= Supplied information =
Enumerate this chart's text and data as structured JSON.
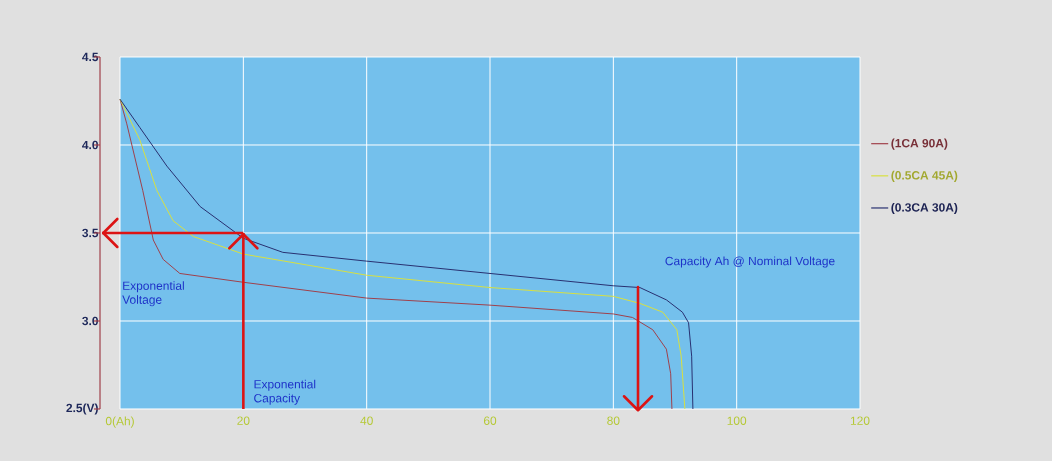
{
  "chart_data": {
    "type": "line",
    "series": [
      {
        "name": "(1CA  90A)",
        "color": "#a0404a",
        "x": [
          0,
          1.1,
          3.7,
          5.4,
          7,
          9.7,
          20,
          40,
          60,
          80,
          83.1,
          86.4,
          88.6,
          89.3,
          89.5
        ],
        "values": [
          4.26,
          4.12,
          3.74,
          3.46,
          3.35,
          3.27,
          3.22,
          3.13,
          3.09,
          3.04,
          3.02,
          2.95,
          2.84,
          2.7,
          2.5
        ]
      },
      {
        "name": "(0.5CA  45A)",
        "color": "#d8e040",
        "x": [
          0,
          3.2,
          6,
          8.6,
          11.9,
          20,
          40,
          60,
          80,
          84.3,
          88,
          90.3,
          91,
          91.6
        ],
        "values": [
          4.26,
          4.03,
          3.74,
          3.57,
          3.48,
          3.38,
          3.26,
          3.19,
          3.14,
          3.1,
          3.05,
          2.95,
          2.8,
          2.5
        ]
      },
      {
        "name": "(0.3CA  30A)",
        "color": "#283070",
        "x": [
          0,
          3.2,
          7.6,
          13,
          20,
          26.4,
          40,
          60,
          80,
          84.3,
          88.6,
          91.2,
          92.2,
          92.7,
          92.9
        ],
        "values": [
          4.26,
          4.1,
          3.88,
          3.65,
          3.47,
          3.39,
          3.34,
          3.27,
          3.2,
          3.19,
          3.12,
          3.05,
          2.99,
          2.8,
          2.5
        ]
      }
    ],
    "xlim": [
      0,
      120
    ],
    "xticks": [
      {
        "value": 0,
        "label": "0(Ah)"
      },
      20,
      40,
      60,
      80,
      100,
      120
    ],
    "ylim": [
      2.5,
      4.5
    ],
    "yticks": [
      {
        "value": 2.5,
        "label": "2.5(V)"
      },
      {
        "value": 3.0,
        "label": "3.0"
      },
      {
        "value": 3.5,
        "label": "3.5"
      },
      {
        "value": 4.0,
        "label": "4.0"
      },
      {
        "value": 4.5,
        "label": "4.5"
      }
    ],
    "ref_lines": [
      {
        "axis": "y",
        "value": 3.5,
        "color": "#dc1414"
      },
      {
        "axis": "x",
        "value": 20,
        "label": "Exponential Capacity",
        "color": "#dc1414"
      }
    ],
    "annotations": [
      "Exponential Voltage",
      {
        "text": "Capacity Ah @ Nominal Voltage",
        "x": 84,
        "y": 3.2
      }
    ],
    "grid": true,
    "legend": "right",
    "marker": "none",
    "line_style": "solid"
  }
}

= Request =
Note how many lines in the listing above hold the string "name", then give only that figure.

= Exercise answer =
3